Start of Records for this exercise

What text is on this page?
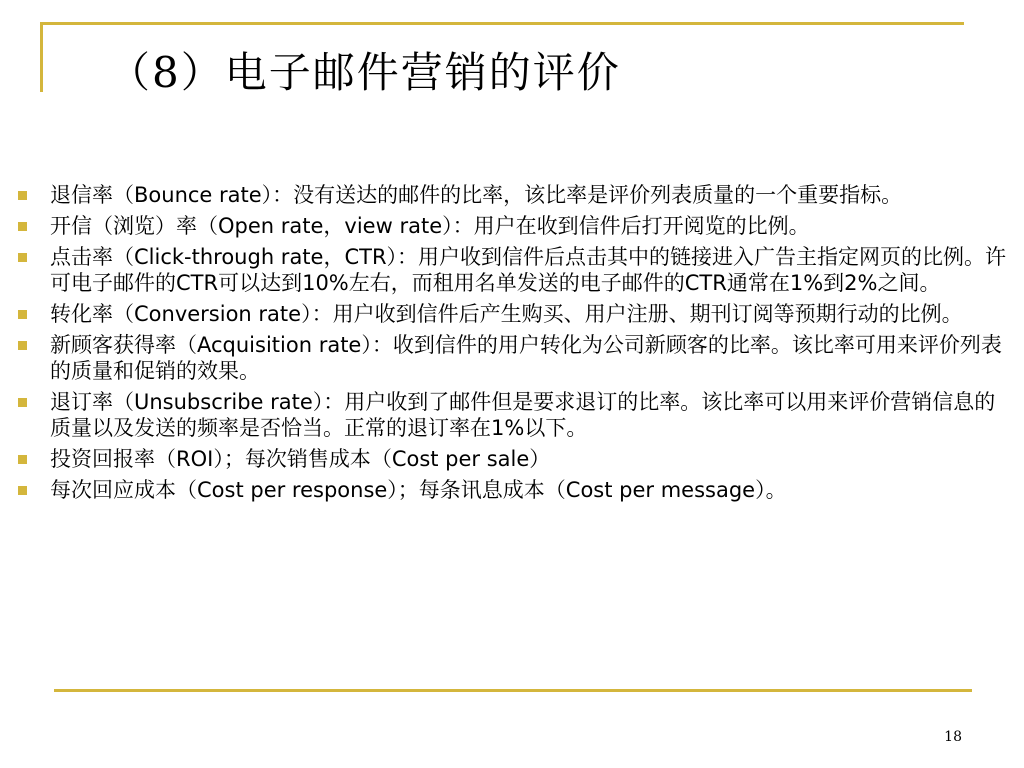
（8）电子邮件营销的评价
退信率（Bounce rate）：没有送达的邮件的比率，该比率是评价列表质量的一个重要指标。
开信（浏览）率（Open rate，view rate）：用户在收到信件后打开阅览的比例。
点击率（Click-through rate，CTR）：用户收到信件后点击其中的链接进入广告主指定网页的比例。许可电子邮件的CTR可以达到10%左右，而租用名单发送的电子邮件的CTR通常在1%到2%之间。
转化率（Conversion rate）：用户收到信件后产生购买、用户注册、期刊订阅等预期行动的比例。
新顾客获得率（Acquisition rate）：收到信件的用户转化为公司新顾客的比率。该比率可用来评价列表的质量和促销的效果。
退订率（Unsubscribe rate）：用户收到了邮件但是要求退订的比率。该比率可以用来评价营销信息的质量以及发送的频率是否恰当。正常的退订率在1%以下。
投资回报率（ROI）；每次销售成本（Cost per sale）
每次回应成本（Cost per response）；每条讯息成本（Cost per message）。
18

End of Records for this exercise
Start of Records for this exercise

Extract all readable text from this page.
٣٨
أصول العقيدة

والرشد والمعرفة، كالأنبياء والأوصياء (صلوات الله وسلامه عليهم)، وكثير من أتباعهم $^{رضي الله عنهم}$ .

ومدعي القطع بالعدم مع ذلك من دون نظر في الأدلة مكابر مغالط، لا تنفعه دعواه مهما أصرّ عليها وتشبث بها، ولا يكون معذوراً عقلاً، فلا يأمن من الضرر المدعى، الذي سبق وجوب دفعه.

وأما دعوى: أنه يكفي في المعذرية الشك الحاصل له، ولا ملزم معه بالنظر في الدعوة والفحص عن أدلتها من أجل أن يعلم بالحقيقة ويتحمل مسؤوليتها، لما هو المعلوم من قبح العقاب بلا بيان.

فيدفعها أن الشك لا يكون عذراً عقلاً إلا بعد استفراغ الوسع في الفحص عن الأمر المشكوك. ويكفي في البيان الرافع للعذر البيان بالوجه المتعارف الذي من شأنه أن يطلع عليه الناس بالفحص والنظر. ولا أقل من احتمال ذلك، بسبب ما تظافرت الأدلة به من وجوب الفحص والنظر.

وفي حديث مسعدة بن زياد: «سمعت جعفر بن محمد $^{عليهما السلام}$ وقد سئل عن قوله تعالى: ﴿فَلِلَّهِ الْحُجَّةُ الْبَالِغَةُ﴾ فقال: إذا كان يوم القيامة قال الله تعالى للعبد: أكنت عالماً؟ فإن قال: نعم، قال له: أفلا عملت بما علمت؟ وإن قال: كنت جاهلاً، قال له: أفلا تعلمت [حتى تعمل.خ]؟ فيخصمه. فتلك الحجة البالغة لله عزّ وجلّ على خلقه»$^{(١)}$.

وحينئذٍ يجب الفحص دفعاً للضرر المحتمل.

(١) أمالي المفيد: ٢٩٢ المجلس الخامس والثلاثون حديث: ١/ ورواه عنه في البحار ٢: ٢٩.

End of Records for this exercise

What to do => Extract every line above containing the word "page".

The solution =>
What text is on this page?
Extract all readable text from this page.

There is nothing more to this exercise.